[What is asked]: Reproduce the listing below exactly. Pictures do not belong in the copy.

[Records to process]:
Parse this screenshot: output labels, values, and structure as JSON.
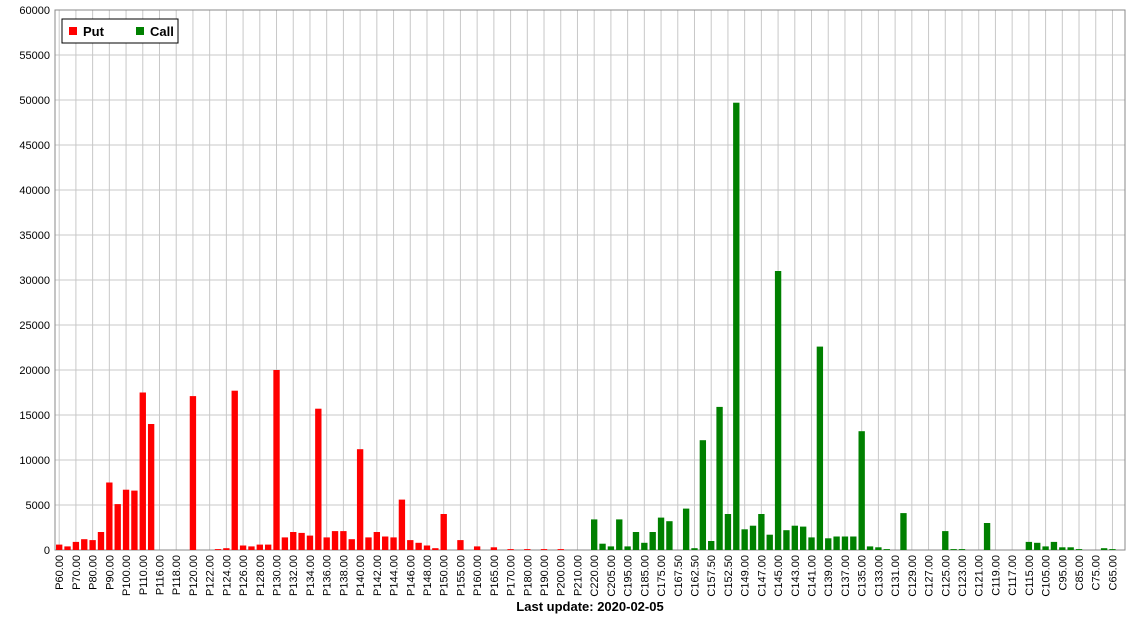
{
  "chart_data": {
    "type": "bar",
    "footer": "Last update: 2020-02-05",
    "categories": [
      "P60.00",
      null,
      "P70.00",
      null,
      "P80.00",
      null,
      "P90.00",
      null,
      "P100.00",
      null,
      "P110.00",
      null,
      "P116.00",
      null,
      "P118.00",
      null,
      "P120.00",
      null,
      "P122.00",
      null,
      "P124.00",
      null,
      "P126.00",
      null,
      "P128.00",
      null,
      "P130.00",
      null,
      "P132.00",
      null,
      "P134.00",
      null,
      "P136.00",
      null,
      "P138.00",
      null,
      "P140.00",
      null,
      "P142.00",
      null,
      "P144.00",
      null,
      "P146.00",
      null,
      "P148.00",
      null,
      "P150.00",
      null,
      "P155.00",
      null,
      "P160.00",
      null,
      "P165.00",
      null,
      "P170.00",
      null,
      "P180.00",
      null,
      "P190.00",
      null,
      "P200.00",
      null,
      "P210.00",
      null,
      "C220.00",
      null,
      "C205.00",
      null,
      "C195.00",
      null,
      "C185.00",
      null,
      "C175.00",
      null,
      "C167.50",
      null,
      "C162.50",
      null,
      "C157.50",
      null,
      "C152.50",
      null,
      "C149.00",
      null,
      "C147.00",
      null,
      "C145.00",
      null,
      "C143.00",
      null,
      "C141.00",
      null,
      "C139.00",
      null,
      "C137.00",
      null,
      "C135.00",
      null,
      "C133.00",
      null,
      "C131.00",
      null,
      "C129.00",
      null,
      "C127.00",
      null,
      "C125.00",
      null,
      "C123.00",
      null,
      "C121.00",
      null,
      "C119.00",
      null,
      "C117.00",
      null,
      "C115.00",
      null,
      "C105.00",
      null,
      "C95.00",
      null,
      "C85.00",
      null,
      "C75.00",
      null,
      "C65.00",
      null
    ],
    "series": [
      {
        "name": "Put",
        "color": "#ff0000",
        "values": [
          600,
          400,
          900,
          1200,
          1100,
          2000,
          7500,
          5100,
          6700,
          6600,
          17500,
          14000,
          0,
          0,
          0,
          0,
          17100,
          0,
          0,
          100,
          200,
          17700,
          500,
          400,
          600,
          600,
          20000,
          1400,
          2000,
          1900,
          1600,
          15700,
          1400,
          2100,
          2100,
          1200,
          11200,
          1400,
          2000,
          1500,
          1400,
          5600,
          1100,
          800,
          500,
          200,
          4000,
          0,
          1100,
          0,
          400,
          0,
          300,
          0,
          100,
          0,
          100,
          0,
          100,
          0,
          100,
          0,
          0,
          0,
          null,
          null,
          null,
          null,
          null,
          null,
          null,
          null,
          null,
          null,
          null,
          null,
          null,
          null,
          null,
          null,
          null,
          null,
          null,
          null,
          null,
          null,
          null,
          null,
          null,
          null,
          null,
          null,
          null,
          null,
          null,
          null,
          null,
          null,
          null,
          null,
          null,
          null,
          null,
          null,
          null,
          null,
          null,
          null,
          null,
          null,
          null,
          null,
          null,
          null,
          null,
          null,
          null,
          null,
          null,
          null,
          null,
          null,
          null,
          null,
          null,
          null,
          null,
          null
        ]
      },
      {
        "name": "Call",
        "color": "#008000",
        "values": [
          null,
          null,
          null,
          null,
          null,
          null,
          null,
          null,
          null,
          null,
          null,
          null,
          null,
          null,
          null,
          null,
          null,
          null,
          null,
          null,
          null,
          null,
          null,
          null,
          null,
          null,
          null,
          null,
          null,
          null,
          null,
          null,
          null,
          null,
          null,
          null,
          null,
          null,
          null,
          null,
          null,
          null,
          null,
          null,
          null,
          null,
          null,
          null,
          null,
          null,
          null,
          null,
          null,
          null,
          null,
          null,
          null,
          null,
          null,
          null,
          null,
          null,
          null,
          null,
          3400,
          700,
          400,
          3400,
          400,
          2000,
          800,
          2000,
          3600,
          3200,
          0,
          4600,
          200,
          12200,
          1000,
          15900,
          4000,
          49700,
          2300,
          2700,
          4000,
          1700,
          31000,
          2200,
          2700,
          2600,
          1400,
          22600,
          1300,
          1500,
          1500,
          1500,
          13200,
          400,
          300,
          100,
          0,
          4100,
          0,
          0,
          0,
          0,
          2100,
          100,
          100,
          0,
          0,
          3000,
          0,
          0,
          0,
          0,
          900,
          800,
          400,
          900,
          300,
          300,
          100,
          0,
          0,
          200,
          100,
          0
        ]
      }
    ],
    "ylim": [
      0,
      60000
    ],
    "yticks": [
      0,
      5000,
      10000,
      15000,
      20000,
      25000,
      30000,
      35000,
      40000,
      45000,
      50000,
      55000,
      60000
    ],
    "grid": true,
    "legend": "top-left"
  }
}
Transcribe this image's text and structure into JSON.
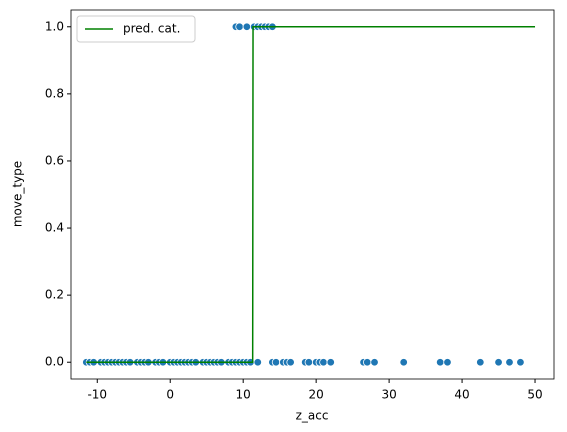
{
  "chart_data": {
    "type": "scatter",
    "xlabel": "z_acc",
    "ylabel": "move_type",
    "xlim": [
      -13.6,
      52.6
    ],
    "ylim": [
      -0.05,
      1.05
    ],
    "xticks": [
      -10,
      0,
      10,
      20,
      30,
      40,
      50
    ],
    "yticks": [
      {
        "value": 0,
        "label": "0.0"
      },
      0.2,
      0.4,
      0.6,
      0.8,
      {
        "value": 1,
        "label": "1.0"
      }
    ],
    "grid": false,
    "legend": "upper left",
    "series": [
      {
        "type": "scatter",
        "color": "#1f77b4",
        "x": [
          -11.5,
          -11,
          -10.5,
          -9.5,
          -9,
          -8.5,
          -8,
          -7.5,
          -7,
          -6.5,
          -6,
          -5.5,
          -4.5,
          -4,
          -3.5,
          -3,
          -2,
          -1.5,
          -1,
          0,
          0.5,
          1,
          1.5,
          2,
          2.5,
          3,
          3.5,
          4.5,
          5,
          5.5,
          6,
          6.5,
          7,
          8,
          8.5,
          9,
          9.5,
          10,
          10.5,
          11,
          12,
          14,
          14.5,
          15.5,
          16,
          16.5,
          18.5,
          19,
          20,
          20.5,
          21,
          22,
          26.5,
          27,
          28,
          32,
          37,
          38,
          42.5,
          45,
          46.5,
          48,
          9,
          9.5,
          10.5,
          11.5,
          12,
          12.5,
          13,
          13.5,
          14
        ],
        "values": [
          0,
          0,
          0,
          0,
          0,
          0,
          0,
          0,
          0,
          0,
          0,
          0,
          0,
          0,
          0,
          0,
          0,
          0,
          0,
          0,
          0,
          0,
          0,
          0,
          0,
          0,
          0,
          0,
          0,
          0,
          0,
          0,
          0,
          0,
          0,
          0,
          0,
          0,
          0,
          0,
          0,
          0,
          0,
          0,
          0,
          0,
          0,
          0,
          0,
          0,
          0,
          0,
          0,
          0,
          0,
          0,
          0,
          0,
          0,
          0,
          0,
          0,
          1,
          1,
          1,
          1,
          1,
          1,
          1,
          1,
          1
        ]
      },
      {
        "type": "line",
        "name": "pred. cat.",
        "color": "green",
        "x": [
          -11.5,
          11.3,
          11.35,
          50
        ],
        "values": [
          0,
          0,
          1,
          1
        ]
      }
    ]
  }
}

[Answer to the task]:
Parse this screenshot: output labels, values, and structure as JSON.
{
  "chart_data": {
    "type": "bar",
    "footer": "Last update: 2020-02-05",
    "categories": [
      "P60.00",
      null,
      "P70.00",
      null,
      "P80.00",
      null,
      "P90.00",
      null,
      "P100.00",
      null,
      "P110.00",
      null,
      "P116.00",
      null,
      "P118.00",
      null,
      "P120.00",
      null,
      "P122.00",
      null,
      "P124.00",
      null,
      "P126.00",
      null,
      "P128.00",
      null,
      "P130.00",
      null,
      "P132.00",
      null,
      "P134.00",
      null,
      "P136.00",
      null,
      "P138.00",
      null,
      "P140.00",
      null,
      "P142.00",
      null,
      "P144.00",
      null,
      "P146.00",
      null,
      "P148.00",
      null,
      "P150.00",
      null,
      "P155.00",
      null,
      "P160.00",
      null,
      "P165.00",
      null,
      "P170.00",
      null,
      "P180.00",
      null,
      "P190.00",
      null,
      "P200.00",
      null,
      "P210.00",
      null,
      "C220.00",
      null,
      "C205.00",
      null,
      "C195.00",
      null,
      "C185.00",
      null,
      "C175.00",
      null,
      "C167.50",
      null,
      "C162.50",
      null,
      "C157.50",
      null,
      "C152.50",
      null,
      "C149.00",
      null,
      "C147.00",
      null,
      "C145.00",
      null,
      "C143.00",
      null,
      "C141.00",
      null,
      "C139.00",
      null,
      "C137.00",
      null,
      "C135.00",
      null,
      "C133.00",
      null,
      "C131.00",
      null,
      "C129.00",
      null,
      "C127.00",
      null,
      "C125.00",
      null,
      "C123.00",
      null,
      "C121.00",
      null,
      "C119.00",
      null,
      "C117.00",
      null,
      "C115.00",
      null,
      "C105.00",
      null,
      "C95.00",
      null,
      "C85.00",
      null,
      "C75.00",
      null,
      "C65.00",
      null
    ],
    "series": [
      {
        "name": "Put",
        "color": "#ff0000",
        "values": [
          600,
          400,
          900,
          1200,
          1100,
          2000,
          7500,
          5100,
          6700,
          6600,
          17500,
          14000,
          0,
          0,
          0,
          0,
          17100,
          0,
          0,
          100,
          200,
          17700,
          500,
          400,
          600,
          600,
          20000,
          1400,
          2000,
          1900,
          1600,
          15700,
          1400,
          2100,
          2100,
          1200,
          11200,
          1400,
          2000,
          1500,
          1400,
          5600,
          1100,
          800,
          500,
          200,
          4000,
          0,
          1100,
          0,
          400,
          0,
          300,
          0,
          100,
          0,
          100,
          0,
          100,
          0,
          100,
          0,
          0,
          0,
          null,
          null,
          null,
          null,
          null,
          null,
          null,
          null,
          null,
          null,
          null,
          null,
          null,
          null,
          null,
          null,
          null,
          null,
          null,
          null,
          null,
          null,
          null,
          null,
          null,
          null,
          null,
          null,
          null,
          null,
          null,
          null,
          null,
          null,
          null,
          null,
          null,
          null,
          null,
          null,
          null,
          null,
          null,
          null,
          null,
          null,
          null,
          null,
          null,
          null,
          null,
          null,
          null,
          null,
          null,
          null,
          null,
          null,
          null,
          null,
          null,
          null,
          null,
          null
        ]
      },
      {
        "name": "Call",
        "color": "#008000",
        "values": [
          null,
          null,
          null,
          null,
          null,
          null,
          null,
          null,
          null,
          null,
          null,
          null,
          null,
          null,
          null,
          null,
          null,
          null,
          null,
          null,
          null,
          null,
          null,
          null,
          null,
          null,
          null,
          null,
          null,
          null,
          null,
          null,
          null,
          null,
          null,
          null,
          null,
          null,
          null,
          null,
          null,
          null,
          null,
          null,
          null,
          null,
          null,
          null,
          null,
          null,
          null,
          null,
          null,
          null,
          null,
          null,
          null,
          null,
          null,
          null,
          null,
          null,
          null,
          null,
          3400,
          700,
          400,
          3400,
          400,
          2000,
          800,
          2000,
          3600,
          3200,
          0,
          4600,
          200,
          12200,
          1000,
          15900,
          4000,
          49700,
          2300,
          2700,
          4000,
          1700,
          31000,
          2200,
          2700,
          2600,
          1400,
          22600,
          1300,
          1500,
          1500,
          1500,
          13200,
          400,
          300,
          100,
          0,
          4100,
          0,
          0,
          0,
          0,
          2100,
          100,
          100,
          0,
          0,
          3000,
          0,
          0,
          0,
          0,
          900,
          800,
          400,
          900,
          300,
          300,
          100,
          0,
          0,
          200,
          100,
          0
        ]
      }
    ],
    "ylim": [
      0,
      60000
    ],
    "yticks": [
      0,
      5000,
      10000,
      15000,
      20000,
      25000,
      30000,
      35000,
      40000,
      45000,
      50000,
      55000,
      60000
    ],
    "grid": true,
    "legend": "top-left"
  }
}
Transcribe this image's text and structure into JSON.
{
  "chart_data": {
    "type": "scatter",
    "xlabel": "z_acc",
    "ylabel": "move_type",
    "xlim": [
      -13.6,
      52.6
    ],
    "ylim": [
      -0.05,
      1.05
    ],
    "xticks": [
      -10,
      0,
      10,
      20,
      30,
      40,
      50
    ],
    "yticks": [
      {
        "value": 0,
        "label": "0.0"
      },
      0.2,
      0.4,
      0.6,
      0.8,
      {
        "value": 1,
        "label": "1.0"
      }
    ],
    "grid": false,
    "legend": "upper left",
    "series": [
      {
        "type": "scatter",
        "color": "#1f77b4",
        "x": [
          -11.5,
          -11,
          -10.5,
          -9.5,
          -9,
          -8.5,
          -8,
          -7.5,
          -7,
          -6.5,
          -6,
          -5.5,
          -4.5,
          -4,
          -3.5,
          -3,
          -2,
          -1.5,
          -1,
          0,
          0.5,
          1,
          1.5,
          2,
          2.5,
          3,
          3.5,
          4.5,
          5,
          5.5,
          6,
          6.5,
          7,
          8,
          8.5,
          9,
          9.5,
          10,
          10.5,
          11,
          12,
          14,
          14.5,
          15.5,
          16,
          16.5,
          18.5,
          19,
          20,
          20.5,
          21,
          22,
          26.5,
          27,
          28,
          32,
          37,
          38,
          42.5,
          45,
          46.5,
          48,
          9,
          9.5,
          10.5,
          11.5,
          12,
          12.5,
          13,
          13.5,
          14
        ],
        "values": [
          0,
          0,
          0,
          0,
          0,
          0,
          0,
          0,
          0,
          0,
          0,
          0,
          0,
          0,
          0,
          0,
          0,
          0,
          0,
          0,
          0,
          0,
          0,
          0,
          0,
          0,
          0,
          0,
          0,
          0,
          0,
          0,
          0,
          0,
          0,
          0,
          0,
          0,
          0,
          0,
          0,
          0,
          0,
          0,
          0,
          0,
          0,
          0,
          0,
          0,
          0,
          0,
          0,
          0,
          0,
          0,
          0,
          0,
          0,
          0,
          0,
          0,
          1,
          1,
          1,
          1,
          1,
          1,
          1,
          1,
          1
        ]
      },
      {
        "type": "line",
        "name": "pred. cat.",
        "color": "green",
        "x": [
          -11.5,
          11.3,
          11.35,
          50
        ],
        "values": [
          0,
          0,
          1,
          1
        ]
      }
    ]
  }
}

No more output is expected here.